Omit all pictures and give the records below again exactly as written.

╭─ TASK DATA

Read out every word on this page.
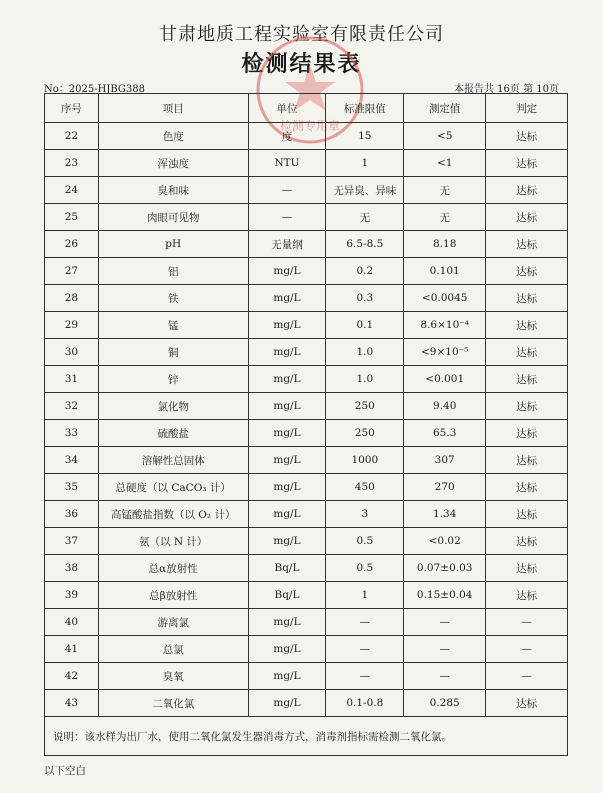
甘肃地质工程实验室有限责任公司
检测结果表
No：2025-HJBG388	本报告共 16页 第 10页
检测专用章
序号	项目	单位	标准限值	测定值	判定
22	色度	度	15	<5	达标
23	浑浊度	NTU	1	<1	达标
24	臭和味	—	无异臭、异味	无	达标
25	肉眼可见物	—	无	无	达标
26	pH	无量纲	6.5-8.5	8.18	达标
27	铝	mg/L	0.2	0.101	达标
28	铁	mg/L	0.3	<0.0045	达标
29	锰	mg/L	0.1	8.6×10⁻⁴	达标
30	铜	mg/L	1.0	<9×10⁻⁵	达标
31	锌	mg/L	1.0	<0.001	达标
32	氯化物	mg/L	250	9.40	达标
33	硫酸盐	mg/L	250	65.3	达标
34	溶解性总固体	mg/L	1000	307	达标
35	总硬度（以 CaCO₃ 计）	mg/L	450	270	达标
36	高锰酸盐指数（以 O₂ 计）	mg/L	3	1.34	达标
37	氨（以 N 计）	mg/L	0.5	<0.02	达标
38	总α放射性	Bq/L	0.5	0.07±0.03	达标
39	总β放射性	Bq/L	1	0.15±0.04	达标
40	游离氯	mg/L	—	—	—
41	总氯	mg/L	—	—	—
42	臭氧	mg/L	—	—	—
43	二氧化氯	mg/L	0.1-0.8	0.285	达标
说明：该水样为出厂水，使用二氧化氯发生器消毒方式，消毒剂指标需检测二氧化氯。					
以下空白
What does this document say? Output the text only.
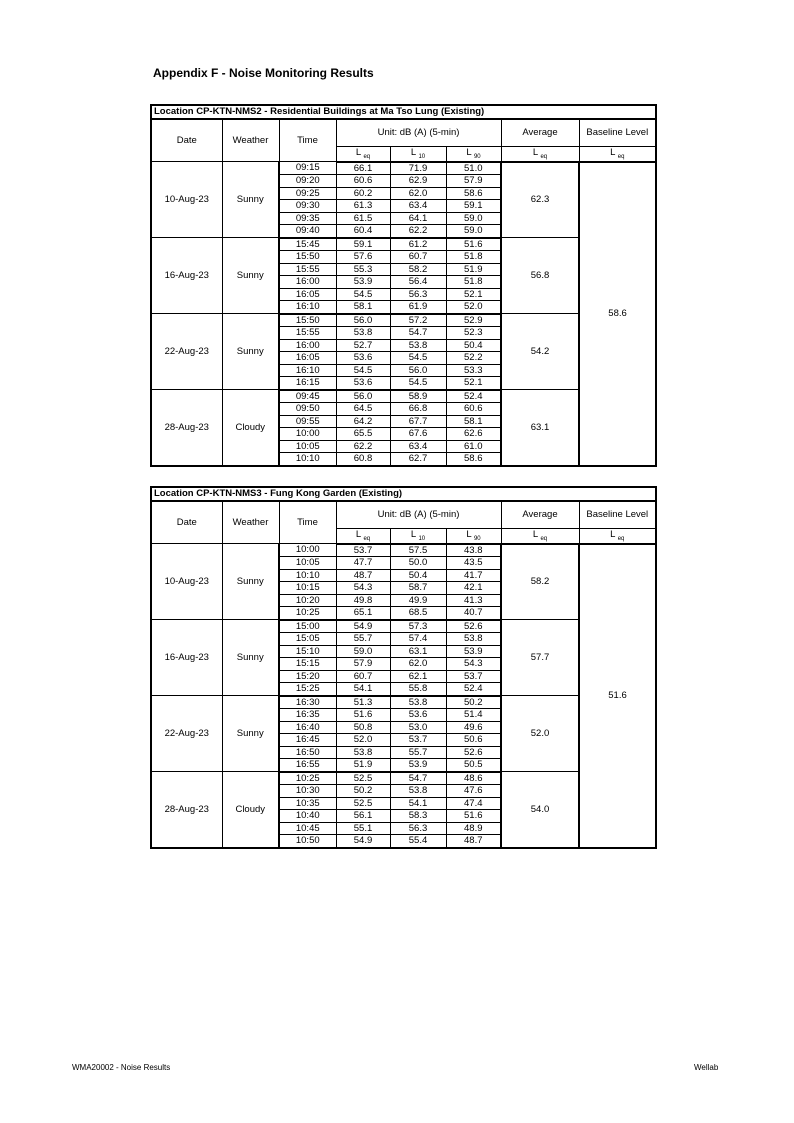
Appendix F - Noise Monitoring Results
Location CP-KTN-NMS2 - Residential Buildings at Ma Tso Lung (Existing)							
Date	Weather	Time	Unit: dB (A) (5-min)			Average	Baseline Level
			L $_{eq}$	L $_{10}$	L $_{90}$	L $_{eq}$	L $_{eq}$
10-Aug-23	Sunny	09:15	66.1	71.9	51.0	62.3	58.6
		09:20	60.6	62.9	57.9		
		09:25	60.2	62.0	58.6		
		09:30	61.3	63.4	59.1		
		09:35	61.5	64.1	59.0		
		09:40	60.4	62.2	59.0		
16-Aug-23	Sunny	15:45	59.1	61.2	51.6	56.8	
		15:50	57.6	60.7	51.8		
		15:55	55.3	58.2	51.9		
		16:00	53.9	56.4	51.8		
		16:05	54.5	56.3	52.1		
		16:10	58.1	61.9	52.0		
22-Aug-23	Sunny	15:50	56.0	57.2	52.9	54.2	
		15:55	53.8	54.7	52.3		
		16:00	52.7	53.8	50.4		
		16:05	53.6	54.5	52.2		
		16:10	54.5	56.0	53.3		
		16:15	53.6	54.5	52.1		
28-Aug-23	Cloudy	09:45	56.0	58.9	52.4	63.1	
		09:50	64.5	66.8	60.6		
		09:55	64.2	67.7	58.1		
		10:00	65.5	67.6	62.6		
		10:05	62.2	63.4	61.0		
		10:10	60.8	62.7	58.6		
Location CP-KTN-NMS3 - Fung Kong Garden (Existing)							
Date	Weather	Time	Unit: dB (A) (5-min)			Average	Baseline Level
			L $_{eq}$	L $_{10}$	L $_{90}$	L $_{eq}$	L $_{eq}$
10-Aug-23	Sunny	10:00	53.7	57.5	43.8	58.2	51.6
		10:05	47.7	50.0	43.5		
		10:10	48.7	50.4	41.7		
		10:15	54.3	58.7	42.1		
		10:20	49.8	49.9	41.3		
		10:25	65.1	68.5	40.7		
16-Aug-23	Sunny	15:00	54.9	57.3	52.6	57.7	
		15:05	55.7	57.4	53.8		
		15:10	59.0	63.1	53.9		
		15:15	57.9	62.0	54.3		
		15:20	60.7	62.1	53.7		
		15:25	54.1	55.8	52.4		
22-Aug-23	Sunny	16:30	51.3	53.8	50.2	52.0	
		16:35	51.6	53.6	51.4		
		16:40	50.8	53.0	49.6		
		16:45	52.0	53.7	50.6		
		16:50	53.8	55.7	52.6		
		16:55	51.9	53.9	50.5		
28-Aug-23	Cloudy	10:25	52.5	54.7	48.6	54.0	
		10:30	50.2	53.8	47.6		
		10:35	52.5	54.1	47.4		
		10:40	56.1	58.3	51.6		
		10:45	55.1	56.3	48.9		
		10:50	54.9	55.4	48.7		
WMA20002 - Noise Results	Wellab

╰─

RESPONSE
Read out every word on this page.
甘肃地质工程实验室有限责任公司
检测结果表
No：2025-HJBG388	本报告共 16页 第 10页
检测专用章
序号	项目	单位	标准限值	测定值	判定
22	色度	度	15	<5	达标
23	浑浊度	NTU	1	<1	达标
24	臭和味	—	无异臭、异味	无	达标
25	肉眼可见物	—	无	无	达标
26	pH	无量纲	6.5-8.5	8.18	达标
27	铝	mg/L	0.2	0.101	达标
28	铁	mg/L	0.3	<0.0045	达标
29	锰	mg/L	0.1	8.6×10⁻⁴	达标
30	铜	mg/L	1.0	<9×10⁻⁵	达标
31	锌	mg/L	1.0	<0.001	达标
32	氯化物	mg/L	250	9.40	达标
33	硫酸盐	mg/L	250	65.3	达标
34	溶解性总固体	mg/L	1000	307	达标
35	总硬度（以 CaCO₃ 计）	mg/L	450	270	达标
36	高锰酸盐指数（以 O₂ 计）	mg/L	3	1.34	达标
37	氨（以 N 计）	mg/L	0.5	<0.02	达标
38	总α放射性	Bq/L	0.5	0.07±0.03	达标
39	总β放射性	Bq/L	1	0.15±0.04	达标
40	游离氯	mg/L	—	—	—
41	总氯	mg/L	—	—	—
42	臭氧	mg/L	—	—	—
43	二氧化氯	mg/L	0.1-0.8	0.285	达标
说明：该水样为出厂水，使用二氧化氯发生器消毒方式，消毒剂指标需检测二氧化氯。					
以下空白
What does this document say? Output the text only.
Appendix F - Noise Monitoring Results
Location CP-KTN-NMS2 - Residential Buildings at Ma Tso Lung (Existing)							
Date	Weather	Time	Unit: dB (A) (5-min)			Average	Baseline Level
			L $_{eq}$	L $_{10}$	L $_{90}$	L $_{eq}$	L $_{eq}$
10-Aug-23	Sunny	09:15	66.1	71.9	51.0	62.3	58.6
		09:20	60.6	62.9	57.9		
		09:25	60.2	62.0	58.6		
		09:30	61.3	63.4	59.1		
		09:35	61.5	64.1	59.0		
		09:40	60.4	62.2	59.0		
16-Aug-23	Sunny	15:45	59.1	61.2	51.6	56.8	
		15:50	57.6	60.7	51.8		
		15:55	55.3	58.2	51.9		
		16:00	53.9	56.4	51.8		
		16:05	54.5	56.3	52.1		
		16:10	58.1	61.9	52.0		
22-Aug-23	Sunny	15:50	56.0	57.2	52.9	54.2	
		15:55	53.8	54.7	52.3		
		16:00	52.7	53.8	50.4		
		16:05	53.6	54.5	52.2		
		16:10	54.5	56.0	53.3		
		16:15	53.6	54.5	52.1		
28-Aug-23	Cloudy	09:45	56.0	58.9	52.4	63.1	
		09:50	64.5	66.8	60.6		
		09:55	64.2	67.7	58.1		
		10:00	65.5	67.6	62.6		
		10:05	62.2	63.4	61.0		
		10:10	60.8	62.7	58.6		
Location CP-KTN-NMS3 - Fung Kong Garden (Existing)							
Date	Weather	Time	Unit: dB (A) (5-min)			Average	Baseline Level
			L $_{eq}$	L $_{10}$	L $_{90}$	L $_{eq}$	L $_{eq}$
10-Aug-23	Sunny	10:00	53.7	57.5	43.8	58.2	51.6
		10:05	47.7	50.0	43.5		
		10:10	48.7	50.4	41.7		
		10:15	54.3	58.7	42.1		
		10:20	49.8	49.9	41.3		
		10:25	65.1	68.5	40.7		
16-Aug-23	Sunny	15:00	54.9	57.3	52.6	57.7	
		15:05	55.7	57.4	53.8		
		15:10	59.0	63.1	53.9		
		15:15	57.9	62.0	54.3		
		15:20	60.7	62.1	53.7		
		15:25	54.1	55.8	52.4		
22-Aug-23	Sunny	16:30	51.3	53.8	50.2	52.0	
		16:35	51.6	53.6	51.4		
		16:40	50.8	53.0	49.6		
		16:45	52.0	53.7	50.6		
		16:50	53.8	55.7	52.6		
		16:55	51.9	53.9	50.5		
28-Aug-23	Cloudy	10:25	52.5	54.7	48.6	54.0	
		10:30	50.2	53.8	47.6		
		10:35	52.5	54.1	47.4		
		10:40	56.1	58.3	51.6		
		10:45	55.1	56.3	48.9		
		10:50	54.9	55.4	48.7		
WMA20002 - Noise Results	Wellab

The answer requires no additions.